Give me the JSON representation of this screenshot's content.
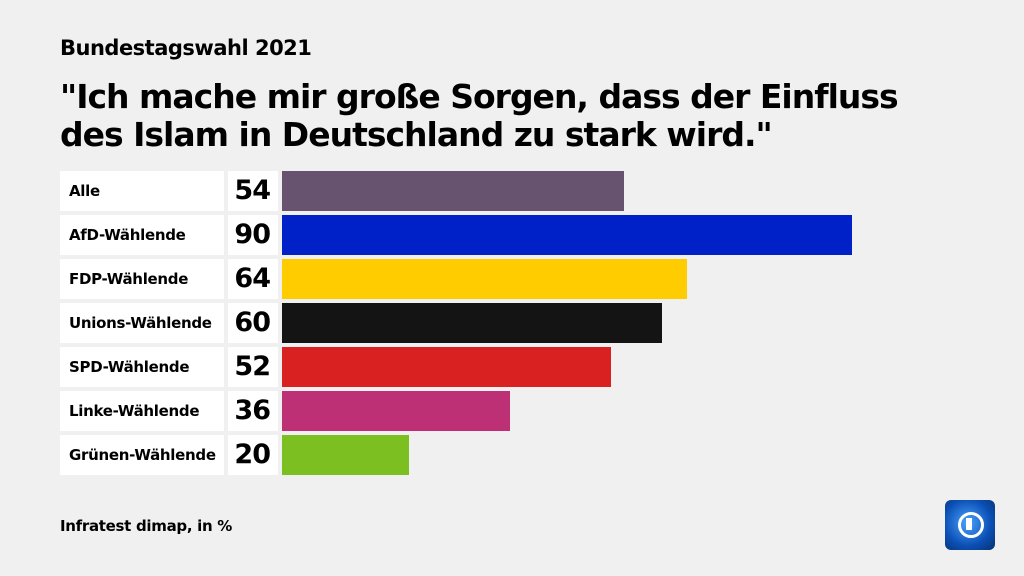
{
  "header": {
    "supertitle": "Bundestagswahl 2021",
    "title": "\"Ich mache mir große Sorgen, dass der Einfluss des Islam in Deutschland zu stark wird.\""
  },
  "footer": {
    "source": "Infratest dimap, in %",
    "logo": "tagesschau-logo"
  },
  "chart_data": {
    "type": "bar",
    "orientation": "horizontal",
    "title": "\"Ich mache mir große Sorgen, dass der Einfluss des Islam in Deutschland zu stark wird.\"",
    "categories": [
      "Alle",
      "AfD-Wählende",
      "FDP-Wählende",
      "Unions-Wählende",
      "SPD-Wählende",
      "Linke-Wählende",
      "Grünen-Wählende"
    ],
    "values": [
      54,
      90,
      64,
      60,
      52,
      36,
      20
    ],
    "colors": [
      "#67536f",
      "#0021c8",
      "#ffcc00",
      "#141414",
      "#d92121",
      "#be3075",
      "#7bbf20"
    ],
    "xlim": [
      0,
      100
    ],
    "grid": false
  }
}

- - - - - - -

> **WHAT NEEDS TO BE DONE**
Above are the entries; count how many of their lines contain the word "große" and give only that number.

> **THE COMPLETED TASK**
2